### Stated task:
Present the lines below as a Markdown table with a Row column for the running number and a Line column for the line itself, skipping any blank lines.

### Task material:

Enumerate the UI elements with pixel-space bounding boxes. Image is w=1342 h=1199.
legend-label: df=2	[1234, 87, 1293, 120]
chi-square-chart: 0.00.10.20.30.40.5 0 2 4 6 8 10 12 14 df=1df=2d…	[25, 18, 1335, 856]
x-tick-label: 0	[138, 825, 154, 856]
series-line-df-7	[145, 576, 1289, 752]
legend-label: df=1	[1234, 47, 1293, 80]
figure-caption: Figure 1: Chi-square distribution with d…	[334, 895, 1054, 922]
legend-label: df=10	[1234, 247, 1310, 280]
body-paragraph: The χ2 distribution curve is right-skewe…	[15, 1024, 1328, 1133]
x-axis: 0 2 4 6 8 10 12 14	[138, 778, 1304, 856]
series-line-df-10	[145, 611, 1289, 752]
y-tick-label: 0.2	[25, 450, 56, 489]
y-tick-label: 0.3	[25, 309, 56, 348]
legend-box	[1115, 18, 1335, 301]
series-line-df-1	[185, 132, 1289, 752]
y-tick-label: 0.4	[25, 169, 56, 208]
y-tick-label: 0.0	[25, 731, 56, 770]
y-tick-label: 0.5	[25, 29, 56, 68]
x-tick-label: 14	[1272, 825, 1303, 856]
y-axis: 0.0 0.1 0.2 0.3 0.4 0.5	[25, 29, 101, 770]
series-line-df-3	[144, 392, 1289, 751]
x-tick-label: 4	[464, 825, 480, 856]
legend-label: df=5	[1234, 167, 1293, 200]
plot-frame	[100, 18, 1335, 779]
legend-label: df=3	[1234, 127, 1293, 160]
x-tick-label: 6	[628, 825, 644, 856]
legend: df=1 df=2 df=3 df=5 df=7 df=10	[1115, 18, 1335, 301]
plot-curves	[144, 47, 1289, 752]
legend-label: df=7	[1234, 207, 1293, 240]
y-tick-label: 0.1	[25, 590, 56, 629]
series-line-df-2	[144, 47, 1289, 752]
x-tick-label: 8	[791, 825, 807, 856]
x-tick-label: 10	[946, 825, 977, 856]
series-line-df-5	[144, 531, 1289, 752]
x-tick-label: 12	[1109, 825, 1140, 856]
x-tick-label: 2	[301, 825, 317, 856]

### Worked answer:
| Row | Line |
|---|---|
| 1 | Enumerate the UI elements with pixel-space bounding boxes. Image is w=1342 h=1199. |
| 2 | legend-label: df=2	[1234, 87, 1293, 120] |
| 3 | chi-square-chart: 0.00.10.20.30.40.5 0 2 4 6 8 10 12 14 df=1df=2d…	[25, 18, 1335, 856] |
| 4 | x-tick-label: 0	[138, 825, 154, 856] |
| 5 | series-line-df-7	[145, 576, 1289, 752] |
| 6 | legend-label: df=1	[1234, 47, 1293, 80] |
| 7 | figure-caption: Figure 1: Chi-square distribution with d…	[334, 895, 1054, 922] |
| 8 | legend-label: df=10	[1234, 247, 1310, 280] |
| 9 | body-paragraph: The χ2 distribution curve is right-skewe…	[15, 1024, 1328, 1133] |
| 10 | x-axis: 0 2 4 6 8 10 12 14	[138, 778, 1304, 856] |
| 11 | series-line-df-10	[145, 611, 1289, 752] |
| 12 | y-tick-label: 0.2	[25, 450, 56, 489] |
| 13 | y-tick-label: 0.3	[25, 309, 56, 348] |
| 14 | legend-box	[1115, 18, 1335, 301] |
| 15 | series-line-df-1	[185, 132, 1289, 752] |
| 16 | y-tick-label: 0.4	[25, 169, 56, 208] |
| 17 | y-tick-label: 0.0	[25, 731, 56, 770] |
| 18 | y-tick-label: 0.5	[25, 29, 56, 68] |
| 19 | x-tick-label: 14	[1272, 825, 1303, 856] |
| 20 | y-axis: 0.0 0.1 0.2 0.3 0.4 0.5	[25, 29, 101, 770] |
| 21 | series-line-df-3	[144, 392, 1289, 751] |
| 22 | x-tick-label: 4	[464, 825, 480, 856] |
| 23 | legend-label: df=5	[1234, 167, 1293, 200] |
| 24 | plot-frame	[100, 18, 1335, 779] |
| 25 | legend-label: df=3	[1234, 127, 1293, 160] |
| 26 | x-tick-label: 6	[628, 825, 644, 856] |
| 27 | legend: df=1 df=2 df=3 df=5 df=7 df=10	[1115, 18, 1335, 301] |
| 28 | plot-curves	[144, 47, 1289, 752] |
| 29 | legend-label: df=7	[1234, 207, 1293, 240] |
| 30 | y-tick-label: 0.1	[25, 590, 56, 629] |
| 31 | series-line-df-2	[144, 47, 1289, 752] |
| 32 | x-tick-label: 8	[791, 825, 807, 856] |
| 33 | x-tick-label: 10	[946, 825, 977, 856] |
| 34 | series-line-df-5	[144, 531, 1289, 752] |
| 35 | x-tick-label: 12	[1109, 825, 1140, 856] |
| 36 | x-tick-label: 2	[301, 825, 317, 856] |